**WHAT IS ASKED**
Reproduce the listing below exactly. Pictures do not belong in the copy.

[Figure dataset records]
--

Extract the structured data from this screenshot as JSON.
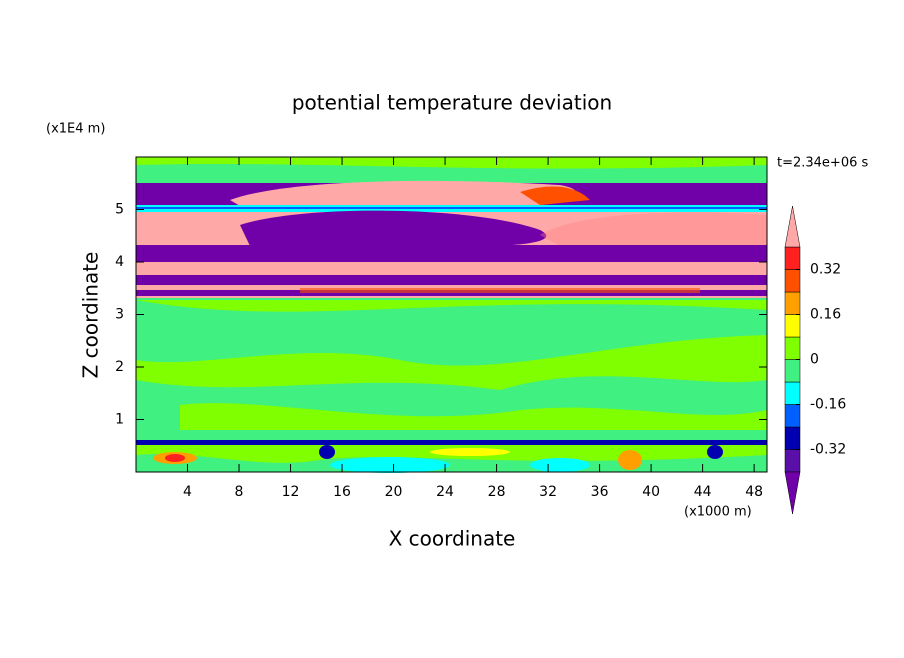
{
  "chart_data": {
    "type": "contour",
    "title": "potential temperature deviation",
    "x_label": "X coordinate",
    "y_label": "Z coordinate",
    "x_unit": "(x1000 m)",
    "y_unit": "(x1E4 m)",
    "annotation": "t=2.34e+06 s",
    "xlim": [
      0,
      49
    ],
    "ylim": [
      0,
      6
    ],
    "xticks": [
      4,
      8,
      12,
      16,
      20,
      24,
      28,
      32,
      36,
      40,
      44,
      48
    ],
    "yticks": [
      1,
      2,
      3,
      4,
      5
    ],
    "levels": [
      -0.4,
      -0.32,
      -0.24,
      -0.16,
      -0.08,
      0,
      0.08,
      0.16,
      0.24,
      0.32,
      0.4
    ],
    "colors": [
      "#7000a8",
      "#5a10a8",
      "#0000b0",
      "#0060ff",
      "#00ffff",
      "#40f080",
      "#80ff00",
      "#ffff00",
      "#ffa000",
      "#ff5000",
      "#ff2020",
      "#ffa8a8"
    ],
    "colorbar_ticks": [
      0.32,
      0.16,
      0,
      -0.16,
      -0.32
    ]
  }
}
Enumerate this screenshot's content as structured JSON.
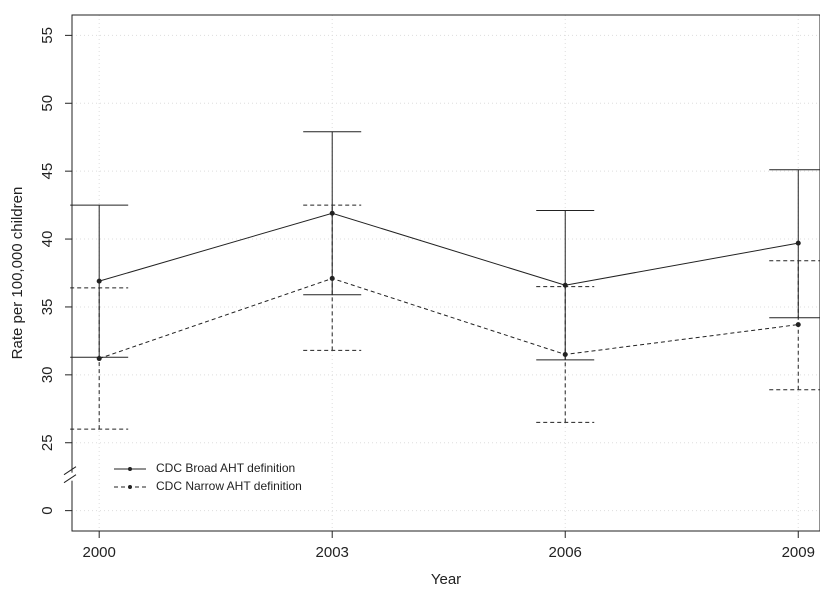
{
  "chart_data": {
    "type": "errorbar",
    "x_label": "Year",
    "y_label": "Rate per 100,000 children",
    "x": [
      2000,
      2003,
      2006,
      2009
    ],
    "xlim": [
      1999.65,
      2009.28
    ],
    "xticks": [
      2000,
      2003,
      2006,
      2009
    ],
    "ylim": [
      -1.5,
      56.5
    ],
    "yticks": [
      0,
      25,
      30,
      35,
      40,
      45,
      50,
      55
    ],
    "axis_break": true,
    "grid": true,
    "legend": "lower left",
    "series": [
      {
        "name": "CDC Broad AHT definition",
        "color": "#222222",
        "dash": "solid",
        "values": [
          36.9,
          41.9,
          36.6,
          39.7
        ],
        "lower": [
          31.3,
          35.9,
          31.1,
          34.2
        ],
        "upper": [
          42.5,
          47.9,
          42.1,
          45.1
        ]
      },
      {
        "name": "CDC Narrow AHT definition",
        "color": "#222222",
        "dash": "dashed",
        "values": [
          31.2,
          37.1,
          31.5,
          33.7
        ],
        "lower": [
          26.0,
          31.8,
          26.5,
          28.9
        ],
        "upper": [
          36.4,
          42.5,
          36.5,
          38.4
        ]
      }
    ]
  }
}
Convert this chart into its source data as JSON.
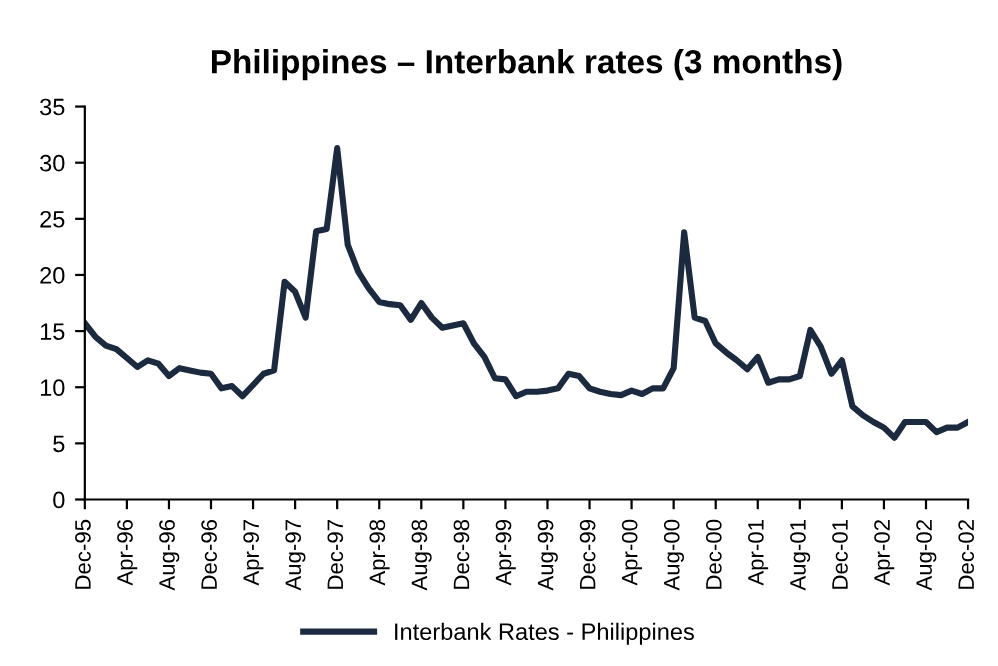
{
  "chart_data": {
    "type": "line",
    "title": "Philippines – Interbank rates (3 months)",
    "categories": [
      "Dec-95",
      null,
      null,
      null,
      "Apr-96",
      null,
      null,
      null,
      "Aug-96",
      null,
      null,
      null,
      "Dec-96",
      null,
      null,
      null,
      "Apr-97",
      null,
      null,
      null,
      "Aug-97",
      null,
      null,
      null,
      "Dec-97",
      null,
      null,
      null,
      "Apr-98",
      null,
      null,
      null,
      "Aug-98",
      null,
      null,
      null,
      "Dec-98",
      null,
      null,
      null,
      "Apr-99",
      null,
      null,
      null,
      "Aug-99",
      null,
      null,
      null,
      "Dec-99",
      null,
      null,
      null,
      "Apr-00",
      null,
      null,
      null,
      "Aug-00",
      null,
      null,
      null,
      "Dec-00",
      null,
      null,
      null,
      "Apr-01",
      null,
      null,
      null,
      "Aug-01",
      null,
      null,
      null,
      "Dec-01",
      null,
      null,
      null,
      "Apr-02",
      null,
      null,
      null,
      "Aug-02",
      null,
      null,
      null,
      "Dec-02"
    ],
    "series": [
      {
        "name": "Interbank Rates - Philippines",
        "color": "#1c2a3f",
        "values": [
          15.7,
          14.5,
          13.7,
          13.4,
          12.6,
          11.8,
          12.4,
          12.1,
          11.0,
          11.7,
          11.5,
          11.3,
          11.2,
          9.9,
          10.1,
          9.2,
          10.2,
          11.2,
          11.5,
          19.4,
          18.5,
          16.2,
          23.9,
          24.1,
          31.3,
          22.7,
          20.3,
          18.8,
          17.6,
          17.4,
          17.3,
          16.0,
          17.5,
          16.2,
          15.3,
          15.5,
          15.7,
          13.9,
          12.7,
          10.8,
          10.7,
          9.2,
          9.6,
          9.6,
          9.7,
          9.9,
          11.2,
          11.0,
          9.9,
          9.6,
          9.4,
          9.3,
          9.7,
          9.4,
          9.9,
          9.9,
          11.7,
          23.8,
          16.2,
          15.9,
          13.9,
          13.1,
          12.4,
          11.6,
          12.7,
          10.4,
          10.7,
          10.7,
          11.0,
          15.1,
          13.6,
          11.2,
          12.4,
          8.3,
          7.5,
          6.9,
          6.4,
          5.5,
          6.9,
          6.9,
          6.9,
          6.0,
          6.4,
          6.4,
          6.9
        ]
      }
    ],
    "ylim": [
      0,
      35
    ],
    "yticks": [
      0,
      5,
      10,
      15,
      20,
      25,
      30,
      35
    ],
    "grid": false,
    "legend": "bottom",
    "marker": "none",
    "line_style": "solid"
  }
}
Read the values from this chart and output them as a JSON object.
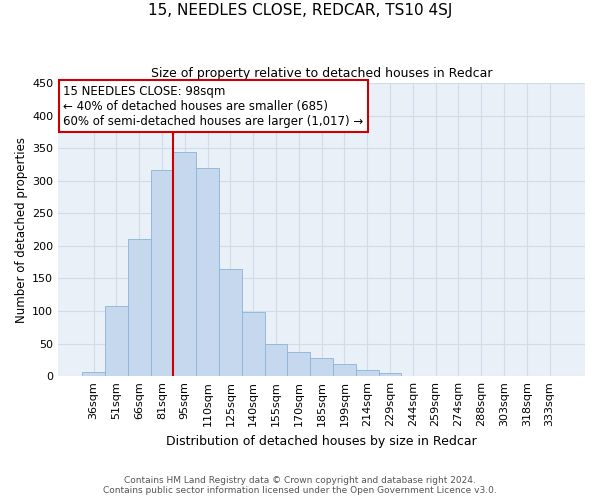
{
  "title": "15, NEEDLES CLOSE, REDCAR, TS10 4SJ",
  "subtitle": "Size of property relative to detached houses in Redcar",
  "xlabel": "Distribution of detached houses by size in Redcar",
  "ylabel": "Number of detached properties",
  "bar_labels": [
    "36sqm",
    "51sqm",
    "66sqm",
    "81sqm",
    "95sqm",
    "110sqm",
    "125sqm",
    "140sqm",
    "155sqm",
    "170sqm",
    "185sqm",
    "199sqm",
    "214sqm",
    "229sqm",
    "244sqm",
    "259sqm",
    "274sqm",
    "288sqm",
    "303sqm",
    "318sqm",
    "333sqm"
  ],
  "bar_values": [
    6,
    107,
    210,
    317,
    344,
    320,
    165,
    99,
    50,
    37,
    28,
    18,
    9,
    5,
    0,
    0,
    0,
    0,
    0,
    0,
    0
  ],
  "bar_color": "#c5d8ed",
  "bar_edge_color": "#8ab4d4",
  "vline_color": "#cc0000",
  "annotation_title": "15 NEEDLES CLOSE: 98sqm",
  "annotation_line1": "← 40% of detached houses are smaller (685)",
  "annotation_line2": "60% of semi-detached houses are larger (1,017) →",
  "annotation_box_facecolor": "#ffffff",
  "annotation_box_edgecolor": "#cc0000",
  "ylim": [
    0,
    450
  ],
  "yticks": [
    0,
    50,
    100,
    150,
    200,
    250,
    300,
    350,
    400,
    450
  ],
  "footnote1": "Contains HM Land Registry data © Crown copyright and database right 2024.",
  "footnote2": "Contains public sector information licensed under the Open Government Licence v3.0.",
  "grid_color": "#d0dce8",
  "bg_color": "#eaf0f8"
}
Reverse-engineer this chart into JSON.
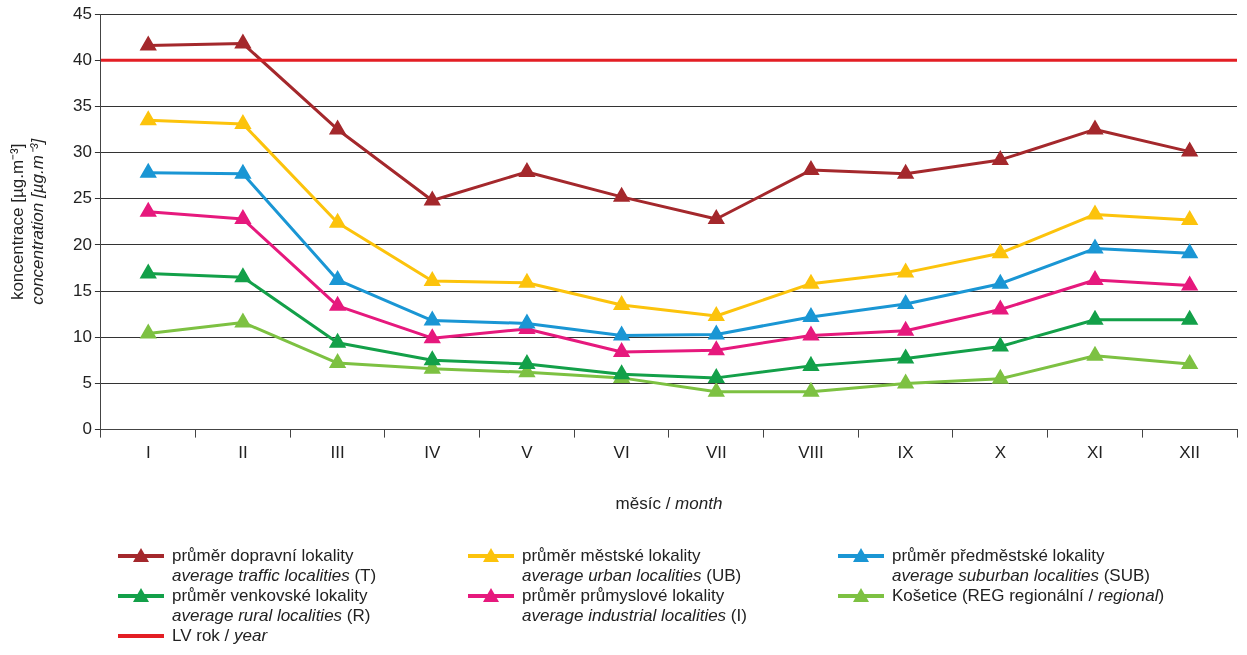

--

**WRITTEN SOLUTION**
Extract the structured data from this screenshot as JSON.
{
  "chart_data": {
    "type": "contour",
    "title": "potential temperature deviation",
    "x_label": "X coordinate",
    "y_label": "Z coordinate",
    "x_unit": "(x1000 m)",
    "y_unit": "(x1E4 m)",
    "annotation": "t=2.34e+06 s",
    "xlim": [
      0,
      49
    ],
    "ylim": [
      0,
      6
    ],
    "xticks": [
      4,
      8,
      12,
      16,
      20,
      24,
      28,
      32,
      36,
      40,
      44,
      48
    ],
    "yticks": [
      1,
      2,
      3,
      4,
      5
    ],
    "levels": [
      -0.4,
      -0.32,
      -0.24,
      -0.16,
      -0.08,
      0,
      0.08,
      0.16,
      0.24,
      0.32,
      0.4
    ],
    "colors": [
      "#7000a8",
      "#5a10a8",
      "#0000b0",
      "#0060ff",
      "#00ffff",
      "#40f080",
      "#80ff00",
      "#ffff00",
      "#ffa000",
      "#ff5000",
      "#ff2020",
      "#ffa8a8"
    ],
    "colorbar_ticks": [
      0.32,
      0.16,
      0,
      -0.16,
      -0.32
    ]
  }
}
Enumerate this screenshot's content as structured JSON.
{
  "chart_data": {
    "type": "errorbar",
    "x_label": "Year",
    "y_label": "Rate per 100,000 children",
    "x": [
      2000,
      2003,
      2006,
      2009
    ],
    "xlim": [
      1999.65,
      2009.28
    ],
    "xticks": [
      2000,
      2003,
      2006,
      2009
    ],
    "ylim": [
      -1.5,
      56.5
    ],
    "yticks": [
      0,
      25,
      30,
      35,
      40,
      45,
      50,
      55
    ],
    "axis_break": true,
    "grid": true,
    "legend": "lower left",
    "series": [
      {
        "name": "CDC Broad AHT definition",
        "color": "#222222",
        "dash": "solid",
        "values": [
          36.9,
          41.9,
          36.6,
          39.7
        ],
        "lower": [
          31.3,
          35.9,
          31.1,
          34.2
        ],
        "upper": [
          42.5,
          47.9,
          42.1,
          45.1
        ]
      },
      {
        "name": "CDC Narrow AHT definition",
        "color": "#222222",
        "dash": "dashed",
        "values": [
          31.2,
          37.1,
          31.5,
          33.7
        ],
        "lower": [
          26.0,
          31.8,
          26.5,
          28.9
        ],
        "upper": [
          36.4,
          42.5,
          36.5,
          38.4
        ]
      }
    ]
  }
}
Convert this chart into its source data as JSON.
{
  "chart_data": {
    "type": "line",
    "title": "Philippines – Interbank rates (3 months)",
    "categories": [
      "Dec-95",
      null,
      null,
      null,
      "Apr-96",
      null,
      null,
      null,
      "Aug-96",
      null,
      null,
      null,
      "Dec-96",
      null,
      null,
      null,
      "Apr-97",
      null,
      null,
      null,
      "Aug-97",
      null,
      null,
      null,
      "Dec-97",
      null,
      null,
      null,
      "Apr-98",
      null,
      null,
      null,
      "Aug-98",
      null,
      null,
      null,
      "Dec-98",
      null,
      null,
      null,
      "Apr-99",
      null,
      null,
      null,
      "Aug-99",
      null,
      null,
      null,
      "Dec-99",
      null,
      null,
      null,
      "Apr-00",
      null,
      null,
      null,
      "Aug-00",
      null,
      null,
      null,
      "Dec-00",
      null,
      null,
      null,
      "Apr-01",
      null,
      null,
      null,
      "Aug-01",
      null,
      null,
      null,
      "Dec-01",
      null,
      null,
      null,
      "Apr-02",
      null,
      null,
      null,
      "Aug-02",
      null,
      null,
      null,
      "Dec-02"
    ],
    "series": [
      {
        "name": "Interbank Rates - Philippines",
        "color": "#1c2a3f",
        "values": [
          15.7,
          14.5,
          13.7,
          13.4,
          12.6,
          11.8,
          12.4,
          12.1,
          11.0,
          11.7,
          11.5,
          11.3,
          11.2,
          9.9,
          10.1,
          9.2,
          10.2,
          11.2,
          11.5,
          19.4,
          18.5,
          16.2,
          23.9,
          24.1,
          31.3,
          22.7,
          20.3,
          18.8,
          17.6,
          17.4,
          17.3,
          16.0,
          17.5,
          16.2,
          15.3,
          15.5,
          15.7,
          13.9,
          12.7,
          10.8,
          10.7,
          9.2,
          9.6,
          9.6,
          9.7,
          9.9,
          11.2,
          11.0,
          9.9,
          9.6,
          9.4,
          9.3,
          9.7,
          9.4,
          9.9,
          9.9,
          11.7,
          23.8,
          16.2,
          15.9,
          13.9,
          13.1,
          12.4,
          11.6,
          12.7,
          10.4,
          10.7,
          10.7,
          11.0,
          15.1,
          13.6,
          11.2,
          12.4,
          8.3,
          7.5,
          6.9,
          6.4,
          5.5,
          6.9,
          6.9,
          6.9,
          6.0,
          6.4,
          6.4,
          6.9
        ]
      }
    ],
    "ylim": [
      0,
      35
    ],
    "yticks": [
      0,
      5,
      10,
      15,
      20,
      25,
      30,
      35
    ],
    "grid": false,
    "legend": "bottom",
    "marker": "none",
    "line_style": "solid"
  }
}
Read the values from this chart and output them as a JSON object.
{
  "title": "15, NEEDLES CLOSE, REDCAR, TS10 4SJ",
  "subtitle": "Size of property relative to detached houses in Redcar",
  "xlabel": "Distribution of detached houses by size in Redcar",
  "ylabel": "Number of detached properties",
  "bar_labels": [
    "36sqm",
    "51sqm",
    "66sqm",
    "81sqm",
    "95sqm",
    "110sqm",
    "125sqm",
    "140sqm",
    "155sqm",
    "170sqm",
    "185sqm",
    "199sqm",
    "214sqm",
    "229sqm",
    "244sqm",
    "259sqm",
    "274sqm",
    "288sqm",
    "303sqm",
    "318sqm",
    "333sqm"
  ],
  "bar_values": [
    6,
    107,
    210,
    317,
    344,
    320,
    165,
    99,
    50,
    37,
    28,
    18,
    9,
    5,
    0,
    0,
    0,
    0,
    0,
    0,
    0
  ],
  "bar_color": "#c5d8ed",
  "bar_edge_color": "#8ab4d4",
  "vline_color": "#cc0000",
  "annotation_title": "15 NEEDLES CLOSE: 98sqm",
  "annotation_line1": "← 40% of detached houses are smaller (685)",
  "annotation_line2": "60% of semi-detached houses are larger (1,017) →",
  "annotation_box_facecolor": "#ffffff",
  "annotation_box_edgecolor": "#cc0000",
  "ylim": [
    0,
    450
  ],
  "yticks": [
    0,
    50,
    100,
    150,
    200,
    250,
    300,
    350,
    400,
    450
  ],
  "footnote1": "Contains HM Land Registry data © Crown copyright and database right 2024.",
  "footnote2": "Contains public sector information licensed under the Open Government Licence v3.0.",
  "grid_color": "#d0dce8",
  "bg_color": "#eaf0f8"
}
Reverse-engineer this chart into JSON.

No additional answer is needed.